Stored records
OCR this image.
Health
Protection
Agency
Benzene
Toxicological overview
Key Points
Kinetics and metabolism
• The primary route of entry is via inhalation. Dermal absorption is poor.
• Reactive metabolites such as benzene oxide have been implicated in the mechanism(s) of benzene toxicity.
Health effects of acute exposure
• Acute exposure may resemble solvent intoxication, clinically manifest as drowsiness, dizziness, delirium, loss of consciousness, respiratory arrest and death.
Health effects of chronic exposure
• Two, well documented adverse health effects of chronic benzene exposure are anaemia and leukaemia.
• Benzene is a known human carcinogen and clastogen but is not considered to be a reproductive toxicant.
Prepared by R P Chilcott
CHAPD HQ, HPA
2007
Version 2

_What needs to be done:_ Produce an exact copy of every entry above.

_Output of the task:_
OCR this image.
Health
Protection
Agency
Benzene
Toxicological overview
Key Points
Kinetics and metabolism
• The primary route of entry is via inhalation. Dermal absorption is poor.
• Reactive metabolites such as benzene oxide have been implicated in the mechanism(s) of benzene toxicity.
Health effects of acute exposure
• Acute exposure may resemble solvent intoxication, clinically manifest as drowsiness, dizziness, delirium, loss of consciousness, respiratory arrest and death.
Health effects of chronic exposure
• Two, well documented adverse health effects of chronic benzene exposure are anaemia and leukaemia.
• Benzene is a known human carcinogen and clastogen but is not considered to be a reproductive toxicant.
Prepared by R P Chilcott
CHAPD HQ, HPA
2007
Version 2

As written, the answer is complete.